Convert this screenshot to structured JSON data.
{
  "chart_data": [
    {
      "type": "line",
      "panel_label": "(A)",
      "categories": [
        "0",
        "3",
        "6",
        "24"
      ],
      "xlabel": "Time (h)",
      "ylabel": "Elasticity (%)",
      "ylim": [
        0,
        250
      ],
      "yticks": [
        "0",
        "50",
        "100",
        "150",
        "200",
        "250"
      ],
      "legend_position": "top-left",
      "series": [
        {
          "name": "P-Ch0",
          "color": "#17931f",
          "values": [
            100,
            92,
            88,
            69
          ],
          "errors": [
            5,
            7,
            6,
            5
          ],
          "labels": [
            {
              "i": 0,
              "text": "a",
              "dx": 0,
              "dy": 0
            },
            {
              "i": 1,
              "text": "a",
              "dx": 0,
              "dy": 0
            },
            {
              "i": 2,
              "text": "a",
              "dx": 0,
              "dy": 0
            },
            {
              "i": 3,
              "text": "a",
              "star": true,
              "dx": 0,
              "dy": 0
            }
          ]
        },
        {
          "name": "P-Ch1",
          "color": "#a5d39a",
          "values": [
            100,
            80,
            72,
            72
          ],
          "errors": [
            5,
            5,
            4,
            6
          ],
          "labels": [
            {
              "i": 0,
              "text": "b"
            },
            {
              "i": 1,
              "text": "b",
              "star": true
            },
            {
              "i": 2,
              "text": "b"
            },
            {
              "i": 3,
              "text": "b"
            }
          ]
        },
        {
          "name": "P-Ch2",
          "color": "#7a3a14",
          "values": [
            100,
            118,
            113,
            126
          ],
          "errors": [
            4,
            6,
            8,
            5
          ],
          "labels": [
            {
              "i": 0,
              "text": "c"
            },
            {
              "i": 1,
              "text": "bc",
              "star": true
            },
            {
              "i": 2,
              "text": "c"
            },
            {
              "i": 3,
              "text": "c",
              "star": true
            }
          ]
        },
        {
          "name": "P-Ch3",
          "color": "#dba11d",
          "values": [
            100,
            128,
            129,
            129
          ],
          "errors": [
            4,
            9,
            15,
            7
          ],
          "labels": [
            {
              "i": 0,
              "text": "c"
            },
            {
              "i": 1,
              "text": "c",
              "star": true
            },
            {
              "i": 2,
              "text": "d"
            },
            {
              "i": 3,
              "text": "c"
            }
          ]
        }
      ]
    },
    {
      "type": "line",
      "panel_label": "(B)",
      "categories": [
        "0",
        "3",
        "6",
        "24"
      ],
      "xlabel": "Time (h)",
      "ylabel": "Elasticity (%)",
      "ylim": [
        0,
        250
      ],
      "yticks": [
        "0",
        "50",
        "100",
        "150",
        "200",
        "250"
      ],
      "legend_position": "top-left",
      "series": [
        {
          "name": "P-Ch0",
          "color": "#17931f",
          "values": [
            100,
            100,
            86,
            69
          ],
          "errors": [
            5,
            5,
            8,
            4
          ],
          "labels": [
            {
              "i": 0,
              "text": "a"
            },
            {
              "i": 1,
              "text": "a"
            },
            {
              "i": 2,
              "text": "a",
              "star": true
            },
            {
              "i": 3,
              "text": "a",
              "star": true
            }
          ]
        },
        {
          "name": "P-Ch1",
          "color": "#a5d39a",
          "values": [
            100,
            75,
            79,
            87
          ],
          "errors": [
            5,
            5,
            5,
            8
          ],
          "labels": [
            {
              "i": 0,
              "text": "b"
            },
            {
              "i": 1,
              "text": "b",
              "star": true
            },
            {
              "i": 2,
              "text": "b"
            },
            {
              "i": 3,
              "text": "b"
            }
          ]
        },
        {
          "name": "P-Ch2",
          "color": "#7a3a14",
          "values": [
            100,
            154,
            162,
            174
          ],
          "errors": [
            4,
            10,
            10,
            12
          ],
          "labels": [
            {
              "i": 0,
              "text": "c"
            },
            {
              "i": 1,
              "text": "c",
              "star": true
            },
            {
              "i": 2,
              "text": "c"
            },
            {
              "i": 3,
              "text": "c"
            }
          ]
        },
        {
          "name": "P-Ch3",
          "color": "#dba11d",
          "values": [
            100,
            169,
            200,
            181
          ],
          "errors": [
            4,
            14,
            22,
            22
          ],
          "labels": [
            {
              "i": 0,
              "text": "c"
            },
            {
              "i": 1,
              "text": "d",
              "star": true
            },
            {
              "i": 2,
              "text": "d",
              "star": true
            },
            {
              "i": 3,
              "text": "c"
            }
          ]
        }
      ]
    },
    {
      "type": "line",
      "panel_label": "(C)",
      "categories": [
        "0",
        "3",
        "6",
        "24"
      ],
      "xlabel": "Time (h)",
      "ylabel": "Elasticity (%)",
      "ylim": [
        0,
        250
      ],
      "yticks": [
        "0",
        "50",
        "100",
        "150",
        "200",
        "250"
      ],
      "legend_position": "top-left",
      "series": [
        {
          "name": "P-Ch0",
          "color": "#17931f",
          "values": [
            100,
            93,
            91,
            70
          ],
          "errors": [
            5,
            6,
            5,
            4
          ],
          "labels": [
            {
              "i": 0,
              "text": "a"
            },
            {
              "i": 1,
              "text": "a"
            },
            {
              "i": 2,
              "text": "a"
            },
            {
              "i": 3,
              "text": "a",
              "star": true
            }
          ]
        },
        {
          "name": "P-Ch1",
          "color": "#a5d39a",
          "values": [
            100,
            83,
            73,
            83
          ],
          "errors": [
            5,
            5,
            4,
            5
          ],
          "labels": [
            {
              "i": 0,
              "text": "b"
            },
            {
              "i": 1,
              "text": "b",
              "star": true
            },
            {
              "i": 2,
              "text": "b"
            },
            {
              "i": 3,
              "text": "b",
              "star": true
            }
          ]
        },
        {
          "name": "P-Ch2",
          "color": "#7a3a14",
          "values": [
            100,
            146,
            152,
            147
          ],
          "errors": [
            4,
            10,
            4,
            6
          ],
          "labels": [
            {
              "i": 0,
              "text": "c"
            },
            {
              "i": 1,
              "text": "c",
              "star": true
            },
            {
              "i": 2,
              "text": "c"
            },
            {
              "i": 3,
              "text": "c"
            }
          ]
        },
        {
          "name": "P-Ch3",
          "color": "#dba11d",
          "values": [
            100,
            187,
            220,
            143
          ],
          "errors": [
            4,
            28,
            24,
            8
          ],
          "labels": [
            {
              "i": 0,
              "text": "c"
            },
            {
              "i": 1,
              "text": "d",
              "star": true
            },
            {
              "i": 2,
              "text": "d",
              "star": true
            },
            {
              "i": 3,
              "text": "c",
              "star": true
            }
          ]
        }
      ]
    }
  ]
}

────────────────

Written problem: Everything in the listing above should be restated exactly.

Completed exercise:
Convert this screenshot to structured JSON data.
{
  "chart_data": [
    {
      "type": "line",
      "panel_label": "(A)",
      "categories": [
        "0",
        "3",
        "6",
        "24"
      ],
      "xlabel": "Time (h)",
      "ylabel": "Elasticity (%)",
      "ylim": [
        0,
        250
      ],
      "yticks": [
        "0",
        "50",
        "100",
        "150",
        "200",
        "250"
      ],
      "legend_position": "top-left",
      "series": [
        {
          "name": "P-Ch0",
          "color": "#17931f",
          "values": [
            100,
            92,
            88,
            69
          ],
          "errors": [
            5,
            7,
            6,
            5
          ],
          "labels": [
            {
              "i": 0,
              "text": "a",
              "dx": 0,
              "dy": 0
            },
            {
              "i": 1,
              "text": "a",
              "dx": 0,
              "dy": 0
            },
            {
              "i": 2,
              "text": "a",
              "dx": 0,
              "dy": 0
            },
            {
              "i": 3,
              "text": "a",
              "star": true,
              "dx": 0,
              "dy": 0
            }
          ]
        },
        {
          "name": "P-Ch1",
          "color": "#a5d39a",
          "values": [
            100,
            80,
            72,
            72
          ],
          "errors": [
            5,
            5,
            4,
            6
          ],
          "labels": [
            {
              "i": 0,
              "text": "b"
            },
            {
              "i": 1,
              "text": "b",
              "star": true
            },
            {
              "i": 2,
              "text": "b"
            },
            {
              "i": 3,
              "text": "b"
            }
          ]
        },
        {
          "name": "P-Ch2",
          "color": "#7a3a14",
          "values": [
            100,
            118,
            113,
            126
          ],
          "errors": [
            4,
            6,
            8,
            5
          ],
          "labels": [
            {
              "i": 0,
              "text": "c"
            },
            {
              "i": 1,
              "text": "bc",
              "star": true
            },
            {
              "i": 2,
              "text": "c"
            },
            {
              "i": 3,
              "text": "c",
              "star": true
            }
          ]
        },
        {
          "name": "P-Ch3",
          "color": "#dba11d",
          "values": [
            100,
            128,
            129,
            129
          ],
          "errors": [
            4,
            9,
            15,
            7
          ],
          "labels": [
            {
              "i": 0,
              "text": "c"
            },
            {
              "i": 1,
              "text": "c",
              "star": true
            },
            {
              "i": 2,
              "text": "d"
            },
            {
              "i": 3,
              "text": "c"
            }
          ]
        }
      ]
    },
    {
      "type": "line",
      "panel_label": "(B)",
      "categories": [
        "0",
        "3",
        "6",
        "24"
      ],
      "xlabel": "Time (h)",
      "ylabel": "Elasticity (%)",
      "ylim": [
        0,
        250
      ],
      "yticks": [
        "0",
        "50",
        "100",
        "150",
        "200",
        "250"
      ],
      "legend_position": "top-left",
      "series": [
        {
          "name": "P-Ch0",
          "color": "#17931f",
          "values": [
            100,
            100,
            86,
            69
          ],
          "errors": [
            5,
            5,
            8,
            4
          ],
          "labels": [
            {
              "i": 0,
              "text": "a"
            },
            {
              "i": 1,
              "text": "a"
            },
            {
              "i": 2,
              "text": "a",
              "star": true
            },
            {
              "i": 3,
              "text": "a",
              "star": true
            }
          ]
        },
        {
          "name": "P-Ch1",
          "color": "#a5d39a",
          "values": [
            100,
            75,
            79,
            87
          ],
          "errors": [
            5,
            5,
            5,
            8
          ],
          "labels": [
            {
              "i": 0,
              "text": "b"
            },
            {
              "i": 1,
              "text": "b",
              "star": true
            },
            {
              "i": 2,
              "text": "b"
            },
            {
              "i": 3,
              "text": "b"
            }
          ]
        },
        {
          "name": "P-Ch2",
          "color": "#7a3a14",
          "values": [
            100,
            154,
            162,
            174
          ],
          "errors": [
            4,
            10,
            10,
            12
          ],
          "labels": [
            {
              "i": 0,
              "text": "c"
            },
            {
              "i": 1,
              "text": "c",
              "star": true
            },
            {
              "i": 2,
              "text": "c"
            },
            {
              "i": 3,
              "text": "c"
            }
          ]
        },
        {
          "name": "P-Ch3",
          "color": "#dba11d",
          "values": [
            100,
            169,
            200,
            181
          ],
          "errors": [
            4,
            14,
            22,
            22
          ],
          "labels": [
            {
              "i": 0,
              "text": "c"
            },
            {
              "i": 1,
              "text": "d",
              "star": true
            },
            {
              "i": 2,
              "text": "d",
              "star": true
            },
            {
              "i": 3,
              "text": "c"
            }
          ]
        }
      ]
    },
    {
      "type": "line",
      "panel_label": "(C)",
      "categories": [
        "0",
        "3",
        "6",
        "24"
      ],
      "xlabel": "Time (h)",
      "ylabel": "Elasticity (%)",
      "ylim": [
        0,
        250
      ],
      "yticks": [
        "0",
        "50",
        "100",
        "150",
        "200",
        "250"
      ],
      "legend_position": "top-left",
      "series": [
        {
          "name": "P-Ch0",
          "color": "#17931f",
          "values": [
            100,
            93,
            91,
            70
          ],
          "errors": [
            5,
            6,
            5,
            4
          ],
          "labels": [
            {
              "i": 0,
              "text": "a"
            },
            {
              "i": 1,
              "text": "a"
            },
            {
              "i": 2,
              "text": "a"
            },
            {
              "i": 3,
              "text": "a",
              "star": true
            }
          ]
        },
        {
          "name": "P-Ch1",
          "color": "#a5d39a",
          "values": [
            100,
            83,
            73,
            83
          ],
          "errors": [
            5,
            5,
            4,
            5
          ],
          "labels": [
            {
              "i": 0,
              "text": "b"
            },
            {
              "i": 1,
              "text": "b",
              "star": true
            },
            {
              "i": 2,
              "text": "b"
            },
            {
              "i": 3,
              "text": "b",
              "star": true
            }
          ]
        },
        {
          "name": "P-Ch2",
          "color": "#7a3a14",
          "values": [
            100,
            146,
            152,
            147
          ],
          "errors": [
            4,
            10,
            4,
            6
          ],
          "labels": [
            {
              "i": 0,
              "text": "c"
            },
            {
              "i": 1,
              "text": "c",
              "star": true
            },
            {
              "i": 2,
              "text": "c"
            },
            {
              "i": 3,
              "text": "c"
            }
          ]
        },
        {
          "name": "P-Ch3",
          "color": "#dba11d",
          "values": [
            100,
            187,
            220,
            143
          ],
          "errors": [
            4,
            28,
            24,
            8
          ],
          "labels": [
            {
              "i": 0,
              "text": "c"
            },
            {
              "i": 1,
              "text": "d",
              "star": true
            },
            {
              "i": 2,
              "text": "d",
              "star": true
            },
            {
              "i": 3,
              "text": "c",
              "star": true
            }
          ]
        }
      ]
    }
  ]
}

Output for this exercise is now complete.